**** Raw records
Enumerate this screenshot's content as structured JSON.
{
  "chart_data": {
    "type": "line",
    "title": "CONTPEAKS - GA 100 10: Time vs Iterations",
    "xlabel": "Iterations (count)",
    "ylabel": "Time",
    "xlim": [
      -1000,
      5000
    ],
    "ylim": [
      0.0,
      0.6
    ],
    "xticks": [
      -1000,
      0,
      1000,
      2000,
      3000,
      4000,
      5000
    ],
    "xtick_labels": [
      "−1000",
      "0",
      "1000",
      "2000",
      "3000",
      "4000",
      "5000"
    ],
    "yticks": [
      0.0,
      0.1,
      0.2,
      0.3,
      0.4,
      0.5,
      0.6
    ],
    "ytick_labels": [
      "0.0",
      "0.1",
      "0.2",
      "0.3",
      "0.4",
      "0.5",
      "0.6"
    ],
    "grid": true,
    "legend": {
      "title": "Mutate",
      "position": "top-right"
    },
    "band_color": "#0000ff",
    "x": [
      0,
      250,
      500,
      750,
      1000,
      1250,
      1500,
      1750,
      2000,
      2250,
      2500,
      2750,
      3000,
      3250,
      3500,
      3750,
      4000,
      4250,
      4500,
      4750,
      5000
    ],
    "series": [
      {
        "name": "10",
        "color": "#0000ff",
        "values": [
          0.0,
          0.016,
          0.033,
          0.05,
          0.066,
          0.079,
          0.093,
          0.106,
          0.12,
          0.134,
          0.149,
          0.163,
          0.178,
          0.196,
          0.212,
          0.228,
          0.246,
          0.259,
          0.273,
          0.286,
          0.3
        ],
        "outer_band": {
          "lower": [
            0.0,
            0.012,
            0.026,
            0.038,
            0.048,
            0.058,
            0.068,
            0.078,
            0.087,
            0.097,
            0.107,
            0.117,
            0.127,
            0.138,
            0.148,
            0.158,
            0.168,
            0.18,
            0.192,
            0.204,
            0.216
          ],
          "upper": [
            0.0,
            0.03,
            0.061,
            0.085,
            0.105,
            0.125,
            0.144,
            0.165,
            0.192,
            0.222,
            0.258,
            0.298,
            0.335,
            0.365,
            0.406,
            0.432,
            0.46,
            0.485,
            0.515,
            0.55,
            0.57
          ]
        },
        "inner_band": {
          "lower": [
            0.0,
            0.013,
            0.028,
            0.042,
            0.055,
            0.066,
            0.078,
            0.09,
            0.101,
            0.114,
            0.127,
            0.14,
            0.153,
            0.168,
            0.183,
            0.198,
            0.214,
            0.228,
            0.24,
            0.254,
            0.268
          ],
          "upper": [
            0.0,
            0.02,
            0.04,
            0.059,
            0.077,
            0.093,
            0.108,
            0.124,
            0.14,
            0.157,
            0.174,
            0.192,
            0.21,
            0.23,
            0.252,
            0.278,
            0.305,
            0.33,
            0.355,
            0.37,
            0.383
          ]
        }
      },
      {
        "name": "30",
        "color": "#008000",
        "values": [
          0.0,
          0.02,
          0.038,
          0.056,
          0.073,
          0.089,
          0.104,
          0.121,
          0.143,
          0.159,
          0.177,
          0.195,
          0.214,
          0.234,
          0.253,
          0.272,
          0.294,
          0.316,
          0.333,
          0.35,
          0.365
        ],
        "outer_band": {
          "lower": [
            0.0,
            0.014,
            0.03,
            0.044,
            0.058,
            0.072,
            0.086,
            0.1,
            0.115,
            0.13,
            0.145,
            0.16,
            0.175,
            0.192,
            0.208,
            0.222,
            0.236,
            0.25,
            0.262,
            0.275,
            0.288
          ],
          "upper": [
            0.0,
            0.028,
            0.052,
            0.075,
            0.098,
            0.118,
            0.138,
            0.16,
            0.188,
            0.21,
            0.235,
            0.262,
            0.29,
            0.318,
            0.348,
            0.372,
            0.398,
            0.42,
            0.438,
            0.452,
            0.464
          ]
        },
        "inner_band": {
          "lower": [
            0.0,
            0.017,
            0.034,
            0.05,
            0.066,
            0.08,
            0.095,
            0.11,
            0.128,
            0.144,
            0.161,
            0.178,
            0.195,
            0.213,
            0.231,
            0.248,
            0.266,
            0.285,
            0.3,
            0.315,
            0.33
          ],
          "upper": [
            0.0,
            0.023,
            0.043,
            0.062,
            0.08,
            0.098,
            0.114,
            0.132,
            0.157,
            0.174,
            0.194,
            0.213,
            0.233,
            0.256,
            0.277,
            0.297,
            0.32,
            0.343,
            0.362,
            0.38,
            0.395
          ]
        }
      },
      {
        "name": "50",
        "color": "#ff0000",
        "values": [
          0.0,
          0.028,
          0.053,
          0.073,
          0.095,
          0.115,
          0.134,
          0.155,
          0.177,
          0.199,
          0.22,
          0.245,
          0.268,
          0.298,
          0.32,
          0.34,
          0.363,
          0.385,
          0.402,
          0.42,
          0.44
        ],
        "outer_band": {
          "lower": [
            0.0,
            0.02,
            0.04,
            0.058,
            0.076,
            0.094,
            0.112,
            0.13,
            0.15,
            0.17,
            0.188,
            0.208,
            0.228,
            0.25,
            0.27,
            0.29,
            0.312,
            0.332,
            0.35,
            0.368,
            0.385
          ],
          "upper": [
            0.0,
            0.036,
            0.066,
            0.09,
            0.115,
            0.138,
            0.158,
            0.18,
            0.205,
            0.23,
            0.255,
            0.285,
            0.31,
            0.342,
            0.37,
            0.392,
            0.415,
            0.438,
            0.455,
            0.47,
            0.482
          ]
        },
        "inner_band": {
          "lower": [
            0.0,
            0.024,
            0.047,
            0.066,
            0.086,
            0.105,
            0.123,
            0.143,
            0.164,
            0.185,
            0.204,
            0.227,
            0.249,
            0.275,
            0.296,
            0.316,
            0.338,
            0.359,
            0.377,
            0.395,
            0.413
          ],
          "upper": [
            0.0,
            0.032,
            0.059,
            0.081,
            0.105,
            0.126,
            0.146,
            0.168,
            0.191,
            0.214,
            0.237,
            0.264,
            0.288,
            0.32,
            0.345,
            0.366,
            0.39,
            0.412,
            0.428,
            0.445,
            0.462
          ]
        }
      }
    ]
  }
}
********
▸ Request:
Repeat the material above exactly.

▸ Answer to the exercise:
Enumerate this screenshot's content as structured JSON.
{
  "chart_data": {
    "type": "line",
    "title": "CONTPEAKS - GA 100 10: Time vs Iterations",
    "xlabel": "Iterations (count)",
    "ylabel": "Time",
    "xlim": [
      -1000,
      5000
    ],
    "ylim": [
      0.0,
      0.6
    ],
    "xticks": [
      -1000,
      0,
      1000,
      2000,
      3000,
      4000,
      5000
    ],
    "xtick_labels": [
      "−1000",
      "0",
      "1000",
      "2000",
      "3000",
      "4000",
      "5000"
    ],
    "yticks": [
      0.0,
      0.1,
      0.2,
      0.3,
      0.4,
      0.5,
      0.6
    ],
    "ytick_labels": [
      "0.0",
      "0.1",
      "0.2",
      "0.3",
      "0.4",
      "0.5",
      "0.6"
    ],
    "grid": true,
    "legend": {
      "title": "Mutate",
      "position": "top-right"
    },
    "band_color": "#0000ff",
    "x": [
      0,
      250,
      500,
      750,
      1000,
      1250,
      1500,
      1750,
      2000,
      2250,
      2500,
      2750,
      3000,
      3250,
      3500,
      3750,
      4000,
      4250,
      4500,
      4750,
      5000
    ],
    "series": [
      {
        "name": "10",
        "color": "#0000ff",
        "values": [
          0.0,
          0.016,
          0.033,
          0.05,
          0.066,
          0.079,
          0.093,
          0.106,
          0.12,
          0.134,
          0.149,
          0.163,
          0.178,
          0.196,
          0.212,
          0.228,
          0.246,
          0.259,
          0.273,
          0.286,
          0.3
        ],
        "outer_band": {
          "lower": [
            0.0,
            0.012,
            0.026,
            0.038,
            0.048,
            0.058,
            0.068,
            0.078,
            0.087,
            0.097,
            0.107,
            0.117,
            0.127,
            0.138,
            0.148,
            0.158,
            0.168,
            0.18,
            0.192,
            0.204,
            0.216
          ],
          "upper": [
            0.0,
            0.03,
            0.061,
            0.085,
            0.105,
            0.125,
            0.144,
            0.165,
            0.192,
            0.222,
            0.258,
            0.298,
            0.335,
            0.365,
            0.406,
            0.432,
            0.46,
            0.485,
            0.515,
            0.55,
            0.57
          ]
        },
        "inner_band": {
          "lower": [
            0.0,
            0.013,
            0.028,
            0.042,
            0.055,
            0.066,
            0.078,
            0.09,
            0.101,
            0.114,
            0.127,
            0.14,
            0.153,
            0.168,
            0.183,
            0.198,
            0.214,
            0.228,
            0.24,
            0.254,
            0.268
          ],
          "upper": [
            0.0,
            0.02,
            0.04,
            0.059,
            0.077,
            0.093,
            0.108,
            0.124,
            0.14,
            0.157,
            0.174,
            0.192,
            0.21,
            0.23,
            0.252,
            0.278,
            0.305,
            0.33,
            0.355,
            0.37,
            0.383
          ]
        }
      },
      {
        "name": "30",
        "color": "#008000",
        "values": [
          0.0,
          0.02,
          0.038,
          0.056,
          0.073,
          0.089,
          0.104,
          0.121,
          0.143,
          0.159,
          0.177,
          0.195,
          0.214,
          0.234,
          0.253,
          0.272,
          0.294,
          0.316,
          0.333,
          0.35,
          0.365
        ],
        "outer_band": {
          "lower": [
            0.0,
            0.014,
            0.03,
            0.044,
            0.058,
            0.072,
            0.086,
            0.1,
            0.115,
            0.13,
            0.145,
            0.16,
            0.175,
            0.192,
            0.208,
            0.222,
            0.236,
            0.25,
            0.262,
            0.275,
            0.288
          ],
          "upper": [
            0.0,
            0.028,
            0.052,
            0.075,
            0.098,
            0.118,
            0.138,
            0.16,
            0.188,
            0.21,
            0.235,
            0.262,
            0.29,
            0.318,
            0.348,
            0.372,
            0.398,
            0.42,
            0.438,
            0.452,
            0.464
          ]
        },
        "inner_band": {
          "lower": [
            0.0,
            0.017,
            0.034,
            0.05,
            0.066,
            0.08,
            0.095,
            0.11,
            0.128,
            0.144,
            0.161,
            0.178,
            0.195,
            0.213,
            0.231,
            0.248,
            0.266,
            0.285,
            0.3,
            0.315,
            0.33
          ],
          "upper": [
            0.0,
            0.023,
            0.043,
            0.062,
            0.08,
            0.098,
            0.114,
            0.132,
            0.157,
            0.174,
            0.194,
            0.213,
            0.233,
            0.256,
            0.277,
            0.297,
            0.32,
            0.343,
            0.362,
            0.38,
            0.395
          ]
        }
      },
      {
        "name": "50",
        "color": "#ff0000",
        "values": [
          0.0,
          0.028,
          0.053,
          0.073,
          0.095,
          0.115,
          0.134,
          0.155,
          0.177,
          0.199,
          0.22,
          0.245,
          0.268,
          0.298,
          0.32,
          0.34,
          0.363,
          0.385,
          0.402,
          0.42,
          0.44
        ],
        "outer_band": {
          "lower": [
            0.0,
            0.02,
            0.04,
            0.058,
            0.076,
            0.094,
            0.112,
            0.13,
            0.15,
            0.17,
            0.188,
            0.208,
            0.228,
            0.25,
            0.27,
            0.29,
            0.312,
            0.332,
            0.35,
            0.368,
            0.385
          ],
          "upper": [
            0.0,
            0.036,
            0.066,
            0.09,
            0.115,
            0.138,
            0.158,
            0.18,
            0.205,
            0.23,
            0.255,
            0.285,
            0.31,
            0.342,
            0.37,
            0.392,
            0.415,
            0.438,
            0.455,
            0.47,
            0.482
          ]
        },
        "inner_band": {
          "lower": [
            0.0,
            0.024,
            0.047,
            0.066,
            0.086,
            0.105,
            0.123,
            0.143,
            0.164,
            0.185,
            0.204,
            0.227,
            0.249,
            0.275,
            0.296,
            0.316,
            0.338,
            0.359,
            0.377,
            0.395,
            0.413
          ],
          "upper": [
            0.0,
            0.032,
            0.059,
            0.081,
            0.105,
            0.126,
            0.146,
            0.168,
            0.191,
            0.214,
            0.237,
            0.264,
            0.288,
            0.32,
            0.345,
            0.366,
            0.39,
            0.412,
            0.428,
            0.445,
            0.462
          ]
        }
      }
    ]
  }
}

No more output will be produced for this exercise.